= Problems to work on =
**A.** Decide whether each statement agrees with the Roland Garros round-up below, answering yes or no and quoting the words from the text that decide it: (i) Masha lost a 2-0, 40-0 lead today; (ii) Henin has played at Roland Garros every year since 2008; (iii) the fading light interfered with play.
**B.** Update the Roland Garros round-up below by restating everything from "Roland Garros: R16" down to "things never change.", putting "memorable" in place of "infamous".

Monday, 31 May 2010

Roland Garros: R16 Round Up.


Everything it had promised to be.

Both women are clearly different forces of nature to those we saw in that infamous meeting between the two at the SEC back in 2007. And yet some things never change.

Early on yesterday Henin looked to be running away with with it, before Shaza slid, sliced, serve-volleyed -- artefacts not traditionally associated with the Masha repertoire -- to level the match at a set all. All before a small matter of the fading light ended up interfering with play.


I tend to go with the underdog in situations like these and thought it a little sad that Masha was unable to hold on to her 2-0, 40-0 lead today. For me her best chance was to keep Henin on the defence thus preventing her from moving her around – throttling her most pernicious route back into the match.

Early on this seemed plausible, but a succession of errors and impeccable defence from JuJu quickly saw momentum not so much shift, as remain suspended between the two as they fought out what appeared to be almost a microcosm of that match from 2007. It lasted three games. Henin came out on top.

Apparently the first time in five years Juju has dropped a set at RG – a thrilling stat that I’m not keen to over-emphasise. It is worth reminding ourselves that Henin’s not played here since 2008 and that she’s re-emerged with a more uncompromising and aggressive brand of tennis very different to what we used to know of her back then – the way she served out that last game should be proof enough of that.

Something else worrying me is the way in which many are now seizing upon what they perceive as a more one-dimensional facsimile of the Henin they know and love.

There is some truth in this – Henin does now, at times, seem as much a basher as many less gifted players in the top fifty – no artisan backhand’s going to hide that.

And I do have an ear for those that are tired of hearing dull maxims about her “variety” whilst at once dismissing others as “having no plan B” – I don’t have any time for neanderthals like that either – we’re past all that surely.

I would contend however, that Henin’s “variety” is still her modus operandi. That she’s chosen in her 2nd career, to try something different, if a little less prepossessing – given what we know of her ambitions at SW19 – is hardly surprising. Not a lack of variety, but it's deliberate neglect.


I only included this pic because I liked that Stan looks to be doing the triple jump.

In the wake of his loss to his compatriot in Madrid, Bodo did a piece in which he posited that Wawa might be persuaded to give Fed a free ride at the Masters events in order to maintain the status quo of tennis Switzerland - a nation that, as he put it, was “punching well above its weight”. Why rock the boat?

No mention, funnily enough, was made of Stan’s upset of Fed at MC last year. Presumably, he had yet to incubate into one of tens of thousands of Swiss Minions, or worse, was a lone minion making his bid for freedom.

Not going to bother to debate the rights and wrongs of this – but today’s loss, at a Slam no less, will presumably only intensify Bodo’s assessment of Stan’s assumed minionship.

= Dataset extract =
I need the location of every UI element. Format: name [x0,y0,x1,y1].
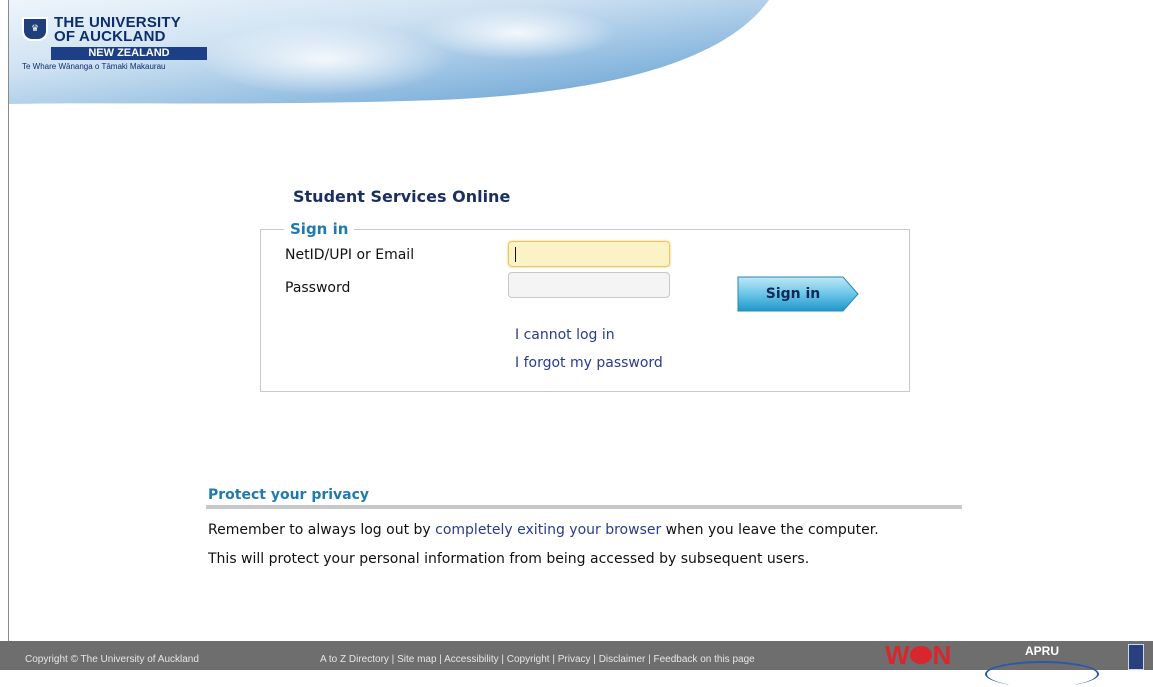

= Answer list =
**A.**
(i) Yes: "Masha was unable to hold on to her 2-0, 40-0 lead today"
(ii) No: "Henin’s not played here since 2008"
(iii) Yes: "the fading light ended up interfering with play"

**B.**
Roland Garros: R16 Round Up.


Everything it had promised to be.

Both women are clearly different forces of nature to those we saw in that memorable meeting between the two at the SEC back in 2007. And yet some things never change.